• _Task objective_
Copy out all the records, word for word.
start Supplied entries
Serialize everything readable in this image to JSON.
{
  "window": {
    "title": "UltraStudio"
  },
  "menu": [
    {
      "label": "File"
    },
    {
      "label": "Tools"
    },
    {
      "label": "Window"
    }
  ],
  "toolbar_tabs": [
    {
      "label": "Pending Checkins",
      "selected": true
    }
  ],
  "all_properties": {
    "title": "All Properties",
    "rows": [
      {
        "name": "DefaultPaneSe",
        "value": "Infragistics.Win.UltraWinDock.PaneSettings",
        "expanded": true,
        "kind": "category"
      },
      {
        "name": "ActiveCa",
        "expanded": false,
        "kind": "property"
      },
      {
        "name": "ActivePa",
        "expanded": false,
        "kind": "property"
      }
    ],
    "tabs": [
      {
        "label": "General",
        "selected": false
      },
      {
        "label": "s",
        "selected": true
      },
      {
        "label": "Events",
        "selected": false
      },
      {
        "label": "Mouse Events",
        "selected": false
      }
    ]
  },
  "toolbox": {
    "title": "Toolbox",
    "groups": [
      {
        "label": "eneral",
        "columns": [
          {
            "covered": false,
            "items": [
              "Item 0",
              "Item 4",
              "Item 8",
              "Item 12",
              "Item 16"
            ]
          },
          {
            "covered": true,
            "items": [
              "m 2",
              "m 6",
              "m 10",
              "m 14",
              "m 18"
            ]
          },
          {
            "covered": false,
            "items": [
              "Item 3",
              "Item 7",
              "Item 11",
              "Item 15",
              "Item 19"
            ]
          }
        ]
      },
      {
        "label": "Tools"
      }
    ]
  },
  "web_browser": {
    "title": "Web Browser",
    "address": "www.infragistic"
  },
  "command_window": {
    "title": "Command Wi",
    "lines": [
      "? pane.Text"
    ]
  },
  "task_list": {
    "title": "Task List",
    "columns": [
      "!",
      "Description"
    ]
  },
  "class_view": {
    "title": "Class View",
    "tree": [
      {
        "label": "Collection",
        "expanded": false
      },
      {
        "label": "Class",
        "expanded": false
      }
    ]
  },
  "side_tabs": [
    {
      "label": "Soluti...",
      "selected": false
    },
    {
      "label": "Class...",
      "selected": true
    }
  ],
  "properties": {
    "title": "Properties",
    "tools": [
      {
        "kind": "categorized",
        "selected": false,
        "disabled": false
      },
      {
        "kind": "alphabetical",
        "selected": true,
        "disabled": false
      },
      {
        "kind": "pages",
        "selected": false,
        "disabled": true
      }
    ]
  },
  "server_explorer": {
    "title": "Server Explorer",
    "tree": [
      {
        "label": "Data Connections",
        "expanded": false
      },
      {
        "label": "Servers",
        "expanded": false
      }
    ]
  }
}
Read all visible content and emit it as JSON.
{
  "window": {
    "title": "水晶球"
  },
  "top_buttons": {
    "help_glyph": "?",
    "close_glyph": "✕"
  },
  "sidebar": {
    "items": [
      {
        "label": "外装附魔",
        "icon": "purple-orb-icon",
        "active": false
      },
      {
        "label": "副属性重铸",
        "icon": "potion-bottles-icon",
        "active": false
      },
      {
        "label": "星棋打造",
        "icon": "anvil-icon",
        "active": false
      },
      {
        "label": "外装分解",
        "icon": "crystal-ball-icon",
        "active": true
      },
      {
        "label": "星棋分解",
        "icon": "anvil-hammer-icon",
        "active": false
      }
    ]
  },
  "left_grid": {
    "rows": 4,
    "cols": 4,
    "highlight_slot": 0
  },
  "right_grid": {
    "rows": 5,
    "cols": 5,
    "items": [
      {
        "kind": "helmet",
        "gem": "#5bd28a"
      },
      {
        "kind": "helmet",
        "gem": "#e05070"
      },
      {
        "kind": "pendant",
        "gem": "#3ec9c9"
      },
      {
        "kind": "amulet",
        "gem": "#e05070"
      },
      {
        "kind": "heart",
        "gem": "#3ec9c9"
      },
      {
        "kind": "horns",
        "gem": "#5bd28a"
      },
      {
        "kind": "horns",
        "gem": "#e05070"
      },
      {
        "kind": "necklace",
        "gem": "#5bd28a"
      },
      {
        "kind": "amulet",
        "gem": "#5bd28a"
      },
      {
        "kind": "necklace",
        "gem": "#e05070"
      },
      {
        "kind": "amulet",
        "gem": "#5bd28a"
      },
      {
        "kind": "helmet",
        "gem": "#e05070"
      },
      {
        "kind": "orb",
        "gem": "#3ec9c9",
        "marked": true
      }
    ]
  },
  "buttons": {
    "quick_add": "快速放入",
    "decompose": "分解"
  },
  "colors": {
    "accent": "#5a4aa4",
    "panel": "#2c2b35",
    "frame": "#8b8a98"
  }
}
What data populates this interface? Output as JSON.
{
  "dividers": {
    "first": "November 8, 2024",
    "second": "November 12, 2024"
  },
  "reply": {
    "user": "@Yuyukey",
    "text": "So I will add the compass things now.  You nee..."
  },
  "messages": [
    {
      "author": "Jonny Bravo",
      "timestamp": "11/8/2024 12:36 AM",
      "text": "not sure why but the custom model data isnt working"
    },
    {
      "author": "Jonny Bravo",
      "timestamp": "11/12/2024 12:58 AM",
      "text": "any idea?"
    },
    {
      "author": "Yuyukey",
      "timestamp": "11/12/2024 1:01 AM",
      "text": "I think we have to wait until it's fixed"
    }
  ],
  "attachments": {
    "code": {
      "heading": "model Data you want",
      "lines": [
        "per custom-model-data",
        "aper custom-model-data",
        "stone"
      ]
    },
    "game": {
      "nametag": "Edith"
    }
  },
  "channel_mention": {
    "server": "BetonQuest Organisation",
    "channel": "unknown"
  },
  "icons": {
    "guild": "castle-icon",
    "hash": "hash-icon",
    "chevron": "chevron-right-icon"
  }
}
end Supplied entries
• _The response_
Serialize everything readable in this image to JSON.
{
  "window": {
    "title": "UltraStudio"
  },
  "menu": [
    {
      "label": "File"
    },
    {
      "label": "Tools"
    },
    {
      "label": "Window"
    }
  ],
  "toolbar_tabs": [
    {
      "label": "Pending Checkins",
      "selected": true
    }
  ],
  "all_properties": {
    "title": "All Properties",
    "rows": [
      {
        "name": "DefaultPaneSe",
        "value": "Infragistics.Win.UltraWinDock.PaneSettings",
        "expanded": true,
        "kind": "category"
      },
      {
        "name": "ActiveCa",
        "expanded": false,
        "kind": "property"
      },
      {
        "name": "ActivePa",
        "expanded": false,
        "kind": "property"
      }
    ],
    "tabs": [
      {
        "label": "General",
        "selected": false
      },
      {
        "label": "s",
        "selected": true
      },
      {
        "label": "Events",
        "selected": false
      },
      {
        "label": "Mouse Events",
        "selected": false
      }
    ]
  },
  "toolbox": {
    "title": "Toolbox",
    "groups": [
      {
        "label": "eneral",
        "columns": [
          {
            "covered": false,
            "items": [
              "Item 0",
              "Item 4",
              "Item 8",
              "Item 12",
              "Item 16"
            ]
          },
          {
            "covered": true,
            "items": [
              "m 2",
              "m 6",
              "m 10",
              "m 14",
              "m 18"
            ]
          },
          {
            "covered": false,
            "items": [
              "Item 3",
              "Item 7",
              "Item 11",
              "Item 15",
              "Item 19"
            ]
          }
        ]
      },
      {
        "label": "Tools"
      }
    ]
  },
  "web_browser": {
    "title": "Web Browser",
    "address": "www.infragistic"
  },
  "command_window": {
    "title": "Command Wi",
    "lines": [
      "? pane.Text"
    ]
  },
  "task_list": {
    "title": "Task List",
    "columns": [
      "!",
      "Description"
    ]
  },
  "class_view": {
    "title": "Class View",
    "tree": [
      {
        "label": "Collection",
        "expanded": false
      },
      {
        "label": "Class",
        "expanded": false
      }
    ]
  },
  "side_tabs": [
    {
      "label": "Soluti...",
      "selected": false
    },
    {
      "label": "Class...",
      "selected": true
    }
  ],
  "properties": {
    "title": "Properties",
    "tools": [
      {
        "kind": "categorized",
        "selected": false,
        "disabled": false
      },
      {
        "kind": "alphabetical",
        "selected": true,
        "disabled": false
      },
      {
        "kind": "pages",
        "selected": false,
        "disabled": true
      }
    ]
  },
  "server_explorer": {
    "title": "Server Explorer",
    "tree": [
      {
        "label": "Data Connections",
        "expanded": false
      },
      {
        "label": "Servers",
        "expanded": false
      }
    ]
  }
}
Read all visible content and emit it as JSON.
{
  "window": {
    "title": "水晶球"
  },
  "top_buttons": {
    "help_glyph": "?",
    "close_glyph": "✕"
  },
  "sidebar": {
    "items": [
      {
        "label": "外装附魔",
        "icon": "purple-orb-icon",
        "active": false
      },
      {
        "label": "副属性重铸",
        "icon": "potion-bottles-icon",
        "active": false
      },
      {
        "label": "星棋打造",
        "icon": "anvil-icon",
        "active": false
      },
      {
        "label": "外装分解",
        "icon": "crystal-ball-icon",
        "active": true
      },
      {
        "label": "星棋分解",
        "icon": "anvil-hammer-icon",
        "active": false
      }
    ]
  },
  "left_grid": {
    "rows": 4,
    "cols": 4,
    "highlight_slot": 0
  },
  "right_grid": {
    "rows": 5,
    "cols": 5,
    "items": [
      {
        "kind": "helmet",
        "gem": "#5bd28a"
      },
      {
        "kind": "helmet",
        "gem": "#e05070"
      },
      {
        "kind": "pendant",
        "gem": "#3ec9c9"
      },
      {
        "kind": "amulet",
        "gem": "#e05070"
      },
      {
        "kind": "heart",
        "gem": "#3ec9c9"
      },
      {
        "kind": "horns",
        "gem": "#5bd28a"
      },
      {
        "kind": "horns",
        "gem": "#e05070"
      },
      {
        "kind": "necklace",
        "gem": "#5bd28a"
      },
      {
        "kind": "amulet",
        "gem": "#5bd28a"
      },
      {
        "kind": "necklace",
        "gem": "#e05070"
      },
      {
        "kind": "amulet",
        "gem": "#5bd28a"
      },
      {
        "kind": "helmet",
        "gem": "#e05070"
      },
      {
        "kind": "orb",
        "gem": "#3ec9c9",
        "marked": true
      }
    ]
  },
  "buttons": {
    "quick_add": "快速放入",
    "decompose": "分解"
  },
  "colors": {
    "accent": "#5a4aa4",
    "panel": "#2c2b35",
    "frame": "#8b8a98"
  }
}
What data populates this interface? Output as JSON.
{
  "dividers": {
    "first": "November 8, 2024",
    "second": "November 12, 2024"
  },
  "reply": {
    "user": "@Yuyukey",
    "text": "So I will add the compass things now.  You nee..."
  },
  "messages": [
    {
      "author": "Jonny Bravo",
      "timestamp": "11/8/2024 12:36 AM",
      "text": "not sure why but the custom model data isnt working"
    },
    {
      "author": "Jonny Bravo",
      "timestamp": "11/12/2024 12:58 AM",
      "text": "any idea?"
    },
    {
      "author": "Yuyukey",
      "timestamp": "11/12/2024 1:01 AM",
      "text": "I think we have to wait until it's fixed"
    }
  ],
  "attachments": {
    "code": {
      "heading": "model Data you want",
      "lines": [
        "per custom-model-data",
        "aper custom-model-data",
        "stone"
      ]
    },
    "game": {
      "nametag": "Edith"
    }
  },
  "channel_mention": {
    "server": "BetonQuest Organisation",
    "channel": "unknown"
  },
  "icons": {
    "guild": "castle-icon",
    "hash": "hash-icon",
    "chevron": "chevron-right-icon"
  }
}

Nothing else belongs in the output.